# ИСХОДНЫЙ ТЕКСТ
§

Можно себе представить, какой эффект производили подобные отчеты на принца Уэльского c его приверженностью к морской дисциплине и жестким викторианским воспитанием. За их получением нередко следовал вызов сыновей в отцовскую библиотеку, предвещавший провинившемуся страшную головомойку. Все дети, даже принцесса Мария[16], которая на какое-то короткое время оказалась под властью мистера Хеселла, подвергались подобным «внушениям». Больше всех их боялся принц Альберт, отчасти потому, что был самым чувствительным из старших детей, а отчасти потому, что уже тогда страдал заиканием, которое причиняло ему страдания на протяжении всей жизни, с которым он так мужественно боролся и над которым в конечном счете одержал победу.
Истоки и причины заикания принца Альберта трудно определить. Он, несомненно, был очень нервным, возбудимым ребенком, а его первый детский опыт не способствовал улучшению этого состояния. Он был чувствительным, ранимым и склонным слишком серьезно воспринимать свои ошибки и слабости. Это находило свое выражение то в резких приступах депрессии, то во вспышках злости как на себя, так и на других. Но когда принц только начал говорить, он не заикался, и, видимо, эта проблема появилась у него в период от семи до восьми лет. Ее приписывали тому, что его, левшу от природы, заставляли писать правой рукой. Это породило тревожное состояние, известное в психологии как декстрастресс, и могло повлиять на способность говорить. Однако, какой бы ни была причина, у него начались нарушения речи.

§

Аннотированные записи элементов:
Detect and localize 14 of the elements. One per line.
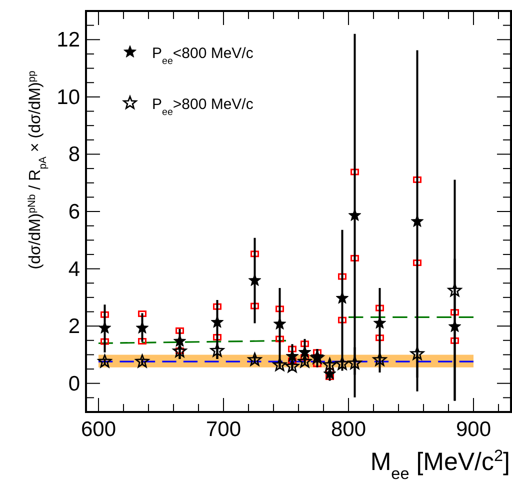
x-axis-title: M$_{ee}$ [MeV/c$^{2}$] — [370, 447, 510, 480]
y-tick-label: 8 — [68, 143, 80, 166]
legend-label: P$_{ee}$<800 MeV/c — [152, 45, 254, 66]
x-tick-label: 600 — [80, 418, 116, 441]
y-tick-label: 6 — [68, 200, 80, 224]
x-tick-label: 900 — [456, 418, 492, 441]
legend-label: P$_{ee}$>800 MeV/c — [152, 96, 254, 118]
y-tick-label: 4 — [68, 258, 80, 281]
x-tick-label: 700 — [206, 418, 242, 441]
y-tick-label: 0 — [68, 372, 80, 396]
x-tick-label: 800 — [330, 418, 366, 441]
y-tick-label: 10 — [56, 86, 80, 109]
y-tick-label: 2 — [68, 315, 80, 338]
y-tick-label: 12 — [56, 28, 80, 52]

§

# ЗАДАНИЕ
Перепишите отрывок о заикании принца Альберта между словами «Истоки и причины» и «начались нарушения речи.» включительно, заменив «ребенком» на «мальчиком». Эти записи никак не связаны с текстом.

# ОТВЕТ
Истоки и причины заикания принца Альберта трудно определить. Он, несомненно, был очень нервным, возбудимым мальчиком, а его первый детский опыт не способствовал улучшению этого состояния. Он был чувствительным, ранимым и склонным слишком серьезно воспринимать свои ошибки и слабости. Это находило свое выражение то в резких приступах депрессии, то во вспышках злости как на себя, так и на других. Но когда принц только начал говорить, он не заикался, и, видимо, эта проблема появилась у него в период от семи до восьми лет. Ее приписывали тому, что его, левшу от природы, заставляли писать правой рукой. Это породило тревожное состояние, известное в психологии как декстрастресс, и могло повлиять на способность говорить. Однако, какой бы ни была причина, у него начались нарушения речи.